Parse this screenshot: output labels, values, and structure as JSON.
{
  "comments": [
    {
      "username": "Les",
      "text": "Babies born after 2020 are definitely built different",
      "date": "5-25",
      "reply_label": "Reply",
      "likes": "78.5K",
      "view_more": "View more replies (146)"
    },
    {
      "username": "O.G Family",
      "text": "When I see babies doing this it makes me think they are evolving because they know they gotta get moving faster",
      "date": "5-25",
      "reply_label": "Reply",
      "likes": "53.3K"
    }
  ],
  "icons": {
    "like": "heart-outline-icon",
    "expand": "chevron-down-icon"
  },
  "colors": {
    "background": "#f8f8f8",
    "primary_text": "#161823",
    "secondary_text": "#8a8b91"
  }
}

§ Stated goal:
Please quote the data above in full, with no line missing.

§ Solved exercise:
Parse this screenshot: output labels, values, and structure as JSON.
{
  "comments": [
    {
      "username": "Les",
      "text": "Babies born after 2020 are definitely built different",
      "date": "5-25",
      "reply_label": "Reply",
      "likes": "78.5K",
      "view_more": "View more replies (146)"
    },
    {
      "username": "O.G Family",
      "text": "When I see babies doing this it makes me think they are evolving because they know they gotta get moving faster",
      "date": "5-25",
      "reply_label": "Reply",
      "likes": "53.3K"
    }
  ],
  "icons": {
    "like": "heart-outline-icon",
    "expand": "chevron-down-icon"
  },
  "colors": {
    "background": "#f8f8f8",
    "primary_text": "#161823",
    "secondary_text": "#8a8b91"
  }
}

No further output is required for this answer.